**Given task**
Type out every line below exactly as it reads.

== == ==

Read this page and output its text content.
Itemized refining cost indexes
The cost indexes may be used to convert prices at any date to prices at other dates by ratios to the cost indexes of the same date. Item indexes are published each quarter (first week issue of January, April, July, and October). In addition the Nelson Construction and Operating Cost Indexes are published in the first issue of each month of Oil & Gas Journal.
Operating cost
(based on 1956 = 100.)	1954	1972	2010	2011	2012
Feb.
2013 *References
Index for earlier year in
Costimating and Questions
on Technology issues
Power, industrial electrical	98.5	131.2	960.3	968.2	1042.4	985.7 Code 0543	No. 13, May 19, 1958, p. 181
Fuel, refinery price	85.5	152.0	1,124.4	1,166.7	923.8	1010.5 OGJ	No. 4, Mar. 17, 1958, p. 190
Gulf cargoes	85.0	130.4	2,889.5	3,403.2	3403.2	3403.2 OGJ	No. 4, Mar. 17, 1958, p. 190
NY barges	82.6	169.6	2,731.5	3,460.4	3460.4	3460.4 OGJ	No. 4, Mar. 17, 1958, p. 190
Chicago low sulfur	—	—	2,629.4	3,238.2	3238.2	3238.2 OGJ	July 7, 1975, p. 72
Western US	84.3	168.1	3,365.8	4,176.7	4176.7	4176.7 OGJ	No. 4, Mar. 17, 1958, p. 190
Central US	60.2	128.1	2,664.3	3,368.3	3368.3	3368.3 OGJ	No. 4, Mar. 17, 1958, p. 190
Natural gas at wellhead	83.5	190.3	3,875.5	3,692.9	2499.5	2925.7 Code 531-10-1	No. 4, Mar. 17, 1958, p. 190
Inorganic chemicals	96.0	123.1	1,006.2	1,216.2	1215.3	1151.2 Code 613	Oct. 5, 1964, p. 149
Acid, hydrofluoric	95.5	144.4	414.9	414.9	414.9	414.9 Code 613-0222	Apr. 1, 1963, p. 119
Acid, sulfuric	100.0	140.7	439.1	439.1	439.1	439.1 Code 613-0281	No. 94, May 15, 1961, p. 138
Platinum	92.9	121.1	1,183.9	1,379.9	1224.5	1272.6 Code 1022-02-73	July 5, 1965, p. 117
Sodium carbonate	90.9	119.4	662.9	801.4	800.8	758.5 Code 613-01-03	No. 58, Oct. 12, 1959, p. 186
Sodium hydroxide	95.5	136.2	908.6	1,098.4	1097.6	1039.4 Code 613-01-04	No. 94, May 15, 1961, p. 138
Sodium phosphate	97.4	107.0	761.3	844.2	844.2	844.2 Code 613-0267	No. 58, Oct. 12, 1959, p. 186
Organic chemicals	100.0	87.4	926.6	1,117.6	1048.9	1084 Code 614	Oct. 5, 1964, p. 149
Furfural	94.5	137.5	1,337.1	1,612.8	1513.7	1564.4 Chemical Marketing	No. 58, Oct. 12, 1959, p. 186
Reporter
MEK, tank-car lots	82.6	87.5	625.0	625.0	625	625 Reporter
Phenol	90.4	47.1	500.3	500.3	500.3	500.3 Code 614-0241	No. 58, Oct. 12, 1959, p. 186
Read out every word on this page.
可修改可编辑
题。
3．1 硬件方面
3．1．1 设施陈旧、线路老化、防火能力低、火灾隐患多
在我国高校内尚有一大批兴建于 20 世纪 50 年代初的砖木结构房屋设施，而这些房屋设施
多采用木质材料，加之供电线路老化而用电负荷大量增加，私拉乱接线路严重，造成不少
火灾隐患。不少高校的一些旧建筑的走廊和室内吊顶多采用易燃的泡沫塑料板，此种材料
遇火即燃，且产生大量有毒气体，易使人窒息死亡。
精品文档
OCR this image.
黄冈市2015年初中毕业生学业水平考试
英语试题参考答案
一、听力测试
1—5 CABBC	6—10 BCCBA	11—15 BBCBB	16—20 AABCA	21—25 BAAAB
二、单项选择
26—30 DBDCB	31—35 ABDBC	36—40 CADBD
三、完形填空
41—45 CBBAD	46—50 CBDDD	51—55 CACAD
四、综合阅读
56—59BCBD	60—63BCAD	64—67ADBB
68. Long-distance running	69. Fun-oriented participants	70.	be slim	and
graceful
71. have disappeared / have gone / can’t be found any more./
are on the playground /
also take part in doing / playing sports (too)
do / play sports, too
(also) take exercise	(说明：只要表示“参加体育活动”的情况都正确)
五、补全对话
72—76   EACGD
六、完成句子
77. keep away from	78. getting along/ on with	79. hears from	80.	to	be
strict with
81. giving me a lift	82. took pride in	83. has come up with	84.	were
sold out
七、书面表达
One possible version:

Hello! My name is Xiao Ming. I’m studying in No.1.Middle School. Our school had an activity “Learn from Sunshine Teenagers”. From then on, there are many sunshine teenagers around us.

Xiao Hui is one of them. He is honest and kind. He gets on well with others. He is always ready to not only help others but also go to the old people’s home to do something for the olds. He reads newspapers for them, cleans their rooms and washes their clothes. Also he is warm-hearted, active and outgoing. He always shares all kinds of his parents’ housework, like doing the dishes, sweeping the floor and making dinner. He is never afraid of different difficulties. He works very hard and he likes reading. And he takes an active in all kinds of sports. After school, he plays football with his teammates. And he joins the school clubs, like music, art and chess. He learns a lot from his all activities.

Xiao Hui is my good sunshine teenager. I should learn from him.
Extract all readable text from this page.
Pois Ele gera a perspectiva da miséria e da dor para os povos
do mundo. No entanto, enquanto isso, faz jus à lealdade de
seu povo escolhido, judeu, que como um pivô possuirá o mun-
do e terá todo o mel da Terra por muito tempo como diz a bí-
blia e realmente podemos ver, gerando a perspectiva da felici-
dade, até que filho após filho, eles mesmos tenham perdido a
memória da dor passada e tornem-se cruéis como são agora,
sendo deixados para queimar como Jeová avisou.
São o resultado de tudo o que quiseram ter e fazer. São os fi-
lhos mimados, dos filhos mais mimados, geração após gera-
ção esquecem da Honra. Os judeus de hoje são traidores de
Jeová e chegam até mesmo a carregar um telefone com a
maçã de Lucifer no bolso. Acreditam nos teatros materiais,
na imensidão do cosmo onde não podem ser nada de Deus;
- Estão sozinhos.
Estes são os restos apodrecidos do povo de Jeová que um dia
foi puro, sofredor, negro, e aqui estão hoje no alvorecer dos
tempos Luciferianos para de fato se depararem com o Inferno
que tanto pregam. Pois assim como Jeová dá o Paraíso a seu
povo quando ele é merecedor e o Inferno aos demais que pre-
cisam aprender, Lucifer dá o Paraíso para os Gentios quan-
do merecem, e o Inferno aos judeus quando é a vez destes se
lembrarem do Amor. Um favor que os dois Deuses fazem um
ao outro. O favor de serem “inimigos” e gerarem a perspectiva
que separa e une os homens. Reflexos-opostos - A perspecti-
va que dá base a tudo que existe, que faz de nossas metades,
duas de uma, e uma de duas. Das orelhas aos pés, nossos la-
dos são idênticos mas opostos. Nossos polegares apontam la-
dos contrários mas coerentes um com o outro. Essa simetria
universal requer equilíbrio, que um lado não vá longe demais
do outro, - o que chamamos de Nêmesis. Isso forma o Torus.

== == ==

**Task response**
Read this page and output its text content.
Itemized refining cost indexes
The cost indexes may be used to convert prices at any date to prices at other dates by ratios to the cost indexes of the same date. Item indexes are published each quarter (first week issue of January, April, July, and October). In addition the Nelson Construction and Operating Cost Indexes are published in the first issue of each month of Oil & Gas Journal.
Operating cost
(based on 1956 = 100.)	1954	1972	2010	2011	2012
Feb.
2013 *References
Index for earlier year in
Costimating and Questions
on Technology issues
Power, industrial electrical	98.5	131.2	960.3	968.2	1042.4	985.7 Code 0543	No. 13, May 19, 1958, p. 181
Fuel, refinery price	85.5	152.0	1,124.4	1,166.7	923.8	1010.5 OGJ	No. 4, Mar. 17, 1958, p. 190
Gulf cargoes	85.0	130.4	2,889.5	3,403.2	3403.2	3403.2 OGJ	No. 4, Mar. 17, 1958, p. 190
NY barges	82.6	169.6	2,731.5	3,460.4	3460.4	3460.4 OGJ	No. 4, Mar. 17, 1958, p. 190
Chicago low sulfur	—	—	2,629.4	3,238.2	3238.2	3238.2 OGJ	July 7, 1975, p. 72
Western US	84.3	168.1	3,365.8	4,176.7	4176.7	4176.7 OGJ	No. 4, Mar. 17, 1958, p. 190
Central US	60.2	128.1	2,664.3	3,368.3	3368.3	3368.3 OGJ	No. 4, Mar. 17, 1958, p. 190
Natural gas at wellhead	83.5	190.3	3,875.5	3,692.9	2499.5	2925.7 Code 531-10-1	No. 4, Mar. 17, 1958, p. 190
Inorganic chemicals	96.0	123.1	1,006.2	1,216.2	1215.3	1151.2 Code 613	Oct. 5, 1964, p. 149
Acid, hydrofluoric	95.5	144.4	414.9	414.9	414.9	414.9 Code 613-0222	Apr. 1, 1963, p. 119
Acid, sulfuric	100.0	140.7	439.1	439.1	439.1	439.1 Code 613-0281	No. 94, May 15, 1961, p. 138
Platinum	92.9	121.1	1,183.9	1,379.9	1224.5	1272.6 Code 1022-02-73	July 5, 1965, p. 117
Sodium carbonate	90.9	119.4	662.9	801.4	800.8	758.5 Code 613-01-03	No. 58, Oct. 12, 1959, p. 186
Sodium hydroxide	95.5	136.2	908.6	1,098.4	1097.6	1039.4 Code 613-01-04	No. 94, May 15, 1961, p. 138
Sodium phosphate	97.4	107.0	761.3	844.2	844.2	844.2 Code 613-0267	No. 58, Oct. 12, 1959, p. 186
Organic chemicals	100.0	87.4	926.6	1,117.6	1048.9	1084 Code 614	Oct. 5, 1964, p. 149
Furfural	94.5	137.5	1,337.1	1,612.8	1513.7	1564.4 Chemical Marketing	No. 58, Oct. 12, 1959, p. 186
Reporter
MEK, tank-car lots	82.6	87.5	625.0	625.0	625	625 Reporter
Phenol	90.4	47.1	500.3	500.3	500.3	500.3 Code 614-0241	No. 58, Oct. 12, 1959, p. 186
Read out every word on this page.
可修改可编辑
题。
3．1 硬件方面
3．1．1 设施陈旧、线路老化、防火能力低、火灾隐患多
在我国高校内尚有一大批兴建于 20 世纪 50 年代初的砖木结构房屋设施，而这些房屋设施
多采用木质材料，加之供电线路老化而用电负荷大量增加，私拉乱接线路严重，造成不少
火灾隐患。不少高校的一些旧建筑的走廊和室内吊顶多采用易燃的泡沫塑料板，此种材料
遇火即燃，且产生大量有毒气体，易使人窒息死亡。
精品文档
OCR this image.
黄冈市2015年初中毕业生学业水平考试
英语试题参考答案
一、听力测试
1—5 CABBC	6—10 BCCBA	11—15 BBCBB	16—20 AABCA	21—25 BAAAB
二、单项选择
26—30 DBDCB	31—35 ABDBC	36—40 CADBD
三、完形填空
41—45 CBBAD	46—50 CBDDD	51—55 CACAD
四、综合阅读
56—59BCBD	60—63BCAD	64—67ADBB
68. Long-distance running	69. Fun-oriented participants	70.	be slim	and
graceful
71. have disappeared / have gone / can’t be found any more./
are on the playground /
also take part in doing / playing sports (too)
do / play sports, too
(also) take exercise	(说明：只要表示“参加体育活动”的情况都正确)
五、补全对话
72—76   EACGD
六、完成句子
77. keep away from	78. getting along/ on with	79. hears from	80.	to	be
strict with
81. giving me a lift	82. took pride in	83. has come up with	84.	were
sold out
七、书面表达
One possible version:

Hello! My name is Xiao Ming. I’m studying in No.1.Middle School. Our school had an activity “Learn from Sunshine Teenagers”. From then on, there are many sunshine teenagers around us.

Xiao Hui is one of them. He is honest and kind. He gets on well with others. He is always ready to not only help others but also go to the old people’s home to do something for the olds. He reads newspapers for them, cleans their rooms and washes their clothes. Also he is warm-hearted, active and outgoing. He always shares all kinds of his parents’ housework, like doing the dishes, sweeping the floor and making dinner. He is never afraid of different difficulties. He works very hard and he likes reading. And he takes an active in all kinds of sports. After school, he plays football with his teammates. And he joins the school clubs, like music, art and chess. He learns a lot from his all activities.

Xiao Hui is my good sunshine teenager. I should learn from him.
Extract all readable text from this page.
Pois Ele gera a perspectiva da miséria e da dor para os povos
do mundo. No entanto, enquanto isso, faz jus à lealdade de
seu povo escolhido, judeu, que como um pivô possuirá o mun-
do e terá todo o mel da Terra por muito tempo como diz a bí-
blia e realmente podemos ver, gerando a perspectiva da felici-
dade, até que filho após filho, eles mesmos tenham perdido a
memória da dor passada e tornem-se cruéis como são agora,
sendo deixados para queimar como Jeová avisou.
São o resultado de tudo o que quiseram ter e fazer. São os fi-
lhos mimados, dos filhos mais mimados, geração após gera-
ção esquecem da Honra. Os judeus de hoje são traidores de
Jeová e chegam até mesmo a carregar um telefone com a
maçã de Lucifer no bolso. Acreditam nos teatros materiais,
na imensidão do cosmo onde não podem ser nada de Deus;
- Estão sozinhos.
Estes são os restos apodrecidos do povo de Jeová que um dia
foi puro, sofredor, negro, e aqui estão hoje no alvorecer dos
tempos Luciferianos para de fato se depararem com o Inferno
que tanto pregam. Pois assim como Jeová dá o Paraíso a seu
povo quando ele é merecedor e o Inferno aos demais que pre-
cisam aprender, Lucifer dá o Paraíso para os Gentios quan-
do merecem, e o Inferno aos judeus quando é a vez destes se
lembrarem do Amor. Um favor que os dois Deuses fazem um
ao outro. O favor de serem “inimigos” e gerarem a perspectiva
que separa e une os homens. Reflexos-opostos - A perspecti-
va que dá base a tudo que existe, que faz de nossas metades,
duas de uma, e uma de duas. Das orelhas aos pés, nossos la-
dos são idênticos mas opostos. Nossos polegares apontam la-
dos contrários mas coerentes um com o outro. Essa simetria
universal requer equilíbrio, que um lado não vá longe demais
do outro, - o que chamamos de Nêmesis. Isso forma o Torus.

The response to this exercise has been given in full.